= Written task =
Below are some entries. Copy each line that holds the string "Needle".

= Part of a data file =

↓

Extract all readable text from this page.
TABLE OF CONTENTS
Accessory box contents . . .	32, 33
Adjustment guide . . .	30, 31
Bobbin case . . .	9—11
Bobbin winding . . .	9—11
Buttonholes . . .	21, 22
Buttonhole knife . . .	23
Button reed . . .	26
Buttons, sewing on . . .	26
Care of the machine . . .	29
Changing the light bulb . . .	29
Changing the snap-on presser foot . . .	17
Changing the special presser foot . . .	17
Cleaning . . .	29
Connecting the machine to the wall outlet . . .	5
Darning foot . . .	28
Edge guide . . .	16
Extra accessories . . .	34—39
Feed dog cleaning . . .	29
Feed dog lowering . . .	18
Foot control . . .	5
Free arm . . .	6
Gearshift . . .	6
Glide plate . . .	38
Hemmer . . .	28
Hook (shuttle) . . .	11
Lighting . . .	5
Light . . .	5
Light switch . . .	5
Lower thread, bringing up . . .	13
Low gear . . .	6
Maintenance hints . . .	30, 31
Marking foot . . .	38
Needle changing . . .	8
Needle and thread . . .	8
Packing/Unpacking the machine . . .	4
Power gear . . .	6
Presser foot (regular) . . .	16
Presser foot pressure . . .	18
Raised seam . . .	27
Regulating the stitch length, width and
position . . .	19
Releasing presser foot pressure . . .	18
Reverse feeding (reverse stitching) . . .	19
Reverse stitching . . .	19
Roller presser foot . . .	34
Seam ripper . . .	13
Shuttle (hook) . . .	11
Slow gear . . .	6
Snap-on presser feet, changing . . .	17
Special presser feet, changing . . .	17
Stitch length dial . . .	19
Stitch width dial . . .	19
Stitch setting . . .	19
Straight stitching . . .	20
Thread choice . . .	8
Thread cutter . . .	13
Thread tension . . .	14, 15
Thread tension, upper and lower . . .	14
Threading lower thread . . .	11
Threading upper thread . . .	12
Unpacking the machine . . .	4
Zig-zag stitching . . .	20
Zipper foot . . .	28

↑

= Response =
Needle changing . . .	8
Needle and thread . . .	8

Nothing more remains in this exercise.